>> start Material for this task
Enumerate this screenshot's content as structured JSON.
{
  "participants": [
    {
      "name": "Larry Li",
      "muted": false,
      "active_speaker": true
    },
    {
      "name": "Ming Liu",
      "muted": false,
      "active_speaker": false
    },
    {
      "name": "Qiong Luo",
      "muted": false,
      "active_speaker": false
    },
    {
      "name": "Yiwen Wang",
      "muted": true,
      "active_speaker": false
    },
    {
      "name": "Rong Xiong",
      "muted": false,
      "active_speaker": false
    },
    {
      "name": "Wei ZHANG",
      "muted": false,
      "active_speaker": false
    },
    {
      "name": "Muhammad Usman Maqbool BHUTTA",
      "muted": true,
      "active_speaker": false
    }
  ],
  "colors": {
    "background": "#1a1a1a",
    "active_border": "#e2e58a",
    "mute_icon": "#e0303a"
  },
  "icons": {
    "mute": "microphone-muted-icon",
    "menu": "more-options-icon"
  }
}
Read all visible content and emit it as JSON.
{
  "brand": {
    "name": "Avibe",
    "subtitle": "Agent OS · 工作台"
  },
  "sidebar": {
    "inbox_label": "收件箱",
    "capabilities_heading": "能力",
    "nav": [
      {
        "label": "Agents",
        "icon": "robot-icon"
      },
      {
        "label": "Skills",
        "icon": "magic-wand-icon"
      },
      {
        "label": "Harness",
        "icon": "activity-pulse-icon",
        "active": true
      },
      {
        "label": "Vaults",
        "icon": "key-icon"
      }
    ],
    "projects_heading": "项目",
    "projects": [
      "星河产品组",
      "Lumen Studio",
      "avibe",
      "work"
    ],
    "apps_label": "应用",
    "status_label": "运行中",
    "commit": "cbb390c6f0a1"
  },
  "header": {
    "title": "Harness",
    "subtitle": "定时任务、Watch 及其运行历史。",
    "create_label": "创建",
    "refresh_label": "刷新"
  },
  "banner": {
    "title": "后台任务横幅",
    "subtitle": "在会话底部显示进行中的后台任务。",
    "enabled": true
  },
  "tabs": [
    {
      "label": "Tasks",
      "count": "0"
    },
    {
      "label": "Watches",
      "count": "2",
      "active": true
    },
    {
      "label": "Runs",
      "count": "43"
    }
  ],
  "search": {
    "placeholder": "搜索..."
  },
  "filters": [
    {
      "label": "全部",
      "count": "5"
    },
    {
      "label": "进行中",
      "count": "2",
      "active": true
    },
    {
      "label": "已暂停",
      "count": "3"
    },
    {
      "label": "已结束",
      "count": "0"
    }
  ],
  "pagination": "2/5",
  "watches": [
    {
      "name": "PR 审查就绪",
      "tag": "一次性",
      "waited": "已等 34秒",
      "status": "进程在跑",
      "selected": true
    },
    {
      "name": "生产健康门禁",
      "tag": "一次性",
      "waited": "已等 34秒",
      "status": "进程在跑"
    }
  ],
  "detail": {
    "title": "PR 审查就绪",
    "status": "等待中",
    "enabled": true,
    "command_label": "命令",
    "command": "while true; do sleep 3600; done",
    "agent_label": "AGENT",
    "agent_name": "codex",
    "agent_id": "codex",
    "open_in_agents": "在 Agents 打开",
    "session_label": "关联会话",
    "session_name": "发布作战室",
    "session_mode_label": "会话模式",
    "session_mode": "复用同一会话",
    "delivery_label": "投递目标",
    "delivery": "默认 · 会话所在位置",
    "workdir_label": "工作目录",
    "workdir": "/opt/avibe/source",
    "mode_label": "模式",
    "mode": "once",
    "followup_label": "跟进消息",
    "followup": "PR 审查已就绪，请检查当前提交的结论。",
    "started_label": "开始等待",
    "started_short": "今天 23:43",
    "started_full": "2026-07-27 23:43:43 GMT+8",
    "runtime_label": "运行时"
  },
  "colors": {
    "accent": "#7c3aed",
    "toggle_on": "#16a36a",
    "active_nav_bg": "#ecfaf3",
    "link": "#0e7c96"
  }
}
>> end Material for this task
### Job
Repeat back the data above, exact to the last character.

### Output for this exercise
Enumerate this screenshot's content as structured JSON.
{
  "participants": [
    {
      "name": "Larry Li",
      "muted": false,
      "active_speaker": true
    },
    {
      "name": "Ming Liu",
      "muted": false,
      "active_speaker": false
    },
    {
      "name": "Qiong Luo",
      "muted": false,
      "active_speaker": false
    },
    {
      "name": "Yiwen Wang",
      "muted": true,
      "active_speaker": false
    },
    {
      "name": "Rong Xiong",
      "muted": false,
      "active_speaker": false
    },
    {
      "name": "Wei ZHANG",
      "muted": false,
      "active_speaker": false
    },
    {
      "name": "Muhammad Usman Maqbool BHUTTA",
      "muted": true,
      "active_speaker": false
    }
  ],
  "colors": {
    "background": "#1a1a1a",
    "active_border": "#e2e58a",
    "mute_icon": "#e0303a"
  },
  "icons": {
    "mute": "microphone-muted-icon",
    "menu": "more-options-icon"
  }
}
Read all visible content and emit it as JSON.
{
  "brand": {
    "name": "Avibe",
    "subtitle": "Agent OS · 工作台"
  },
  "sidebar": {
    "inbox_label": "收件箱",
    "capabilities_heading": "能力",
    "nav": [
      {
        "label": "Agents",
        "icon": "robot-icon"
      },
      {
        "label": "Skills",
        "icon": "magic-wand-icon"
      },
      {
        "label": "Harness",
        "icon": "activity-pulse-icon",
        "active": true
      },
      {
        "label": "Vaults",
        "icon": "key-icon"
      }
    ],
    "projects_heading": "项目",
    "projects": [
      "星河产品组",
      "Lumen Studio",
      "avibe",
      "work"
    ],
    "apps_label": "应用",
    "status_label": "运行中",
    "commit": "cbb390c6f0a1"
  },
  "header": {
    "title": "Harness",
    "subtitle": "定时任务、Watch 及其运行历史。",
    "create_label": "创建",
    "refresh_label": "刷新"
  },
  "banner": {
    "title": "后台任务横幅",
    "subtitle": "在会话底部显示进行中的后台任务。",
    "enabled": true
  },
  "tabs": [
    {
      "label": "Tasks",
      "count": "0"
    },
    {
      "label": "Watches",
      "count": "2",
      "active": true
    },
    {
      "label": "Runs",
      "count": "43"
    }
  ],
  "search": {
    "placeholder": "搜索..."
  },
  "filters": [
    {
      "label": "全部",
      "count": "5"
    },
    {
      "label": "进行中",
      "count": "2",
      "active": true
    },
    {
      "label": "已暂停",
      "count": "3"
    },
    {
      "label": "已结束",
      "count": "0"
    }
  ],
  "pagination": "2/5",
  "watches": [
    {
      "name": "PR 审查就绪",
      "tag": "一次性",
      "waited": "已等 34秒",
      "status": "进程在跑",
      "selected": true
    },
    {
      "name": "生产健康门禁",
      "tag": "一次性",
      "waited": "已等 34秒",
      "status": "进程在跑"
    }
  ],
  "detail": {
    "title": "PR 审查就绪",
    "status": "等待中",
    "enabled": true,
    "command_label": "命令",
    "command": "while true; do sleep 3600; done",
    "agent_label": "AGENT",
    "agent_name": "codex",
    "agent_id": "codex",
    "open_in_agents": "在 Agents 打开",
    "session_label": "关联会话",
    "session_name": "发布作战室",
    "session_mode_label": "会话模式",
    "session_mode": "复用同一会话",
    "delivery_label": "投递目标",
    "delivery": "默认 · 会话所在位置",
    "workdir_label": "工作目录",
    "workdir": "/opt/avibe/source",
    "mode_label": "模式",
    "mode": "once",
    "followup_label": "跟进消息",
    "followup": "PR 审查已就绪，请检查当前提交的结论。",
    "started_label": "开始等待",
    "started_short": "今天 23:43",
    "started_full": "2026-07-27 23:43:43 GMT+8",
    "runtime_label": "运行时"
  },
  "colors": {
    "accent": "#7c3aed",
    "toggle_on": "#16a36a",
    "active_nav_bg": "#ecfaf3",
    "link": "#0e7c96"
  }
}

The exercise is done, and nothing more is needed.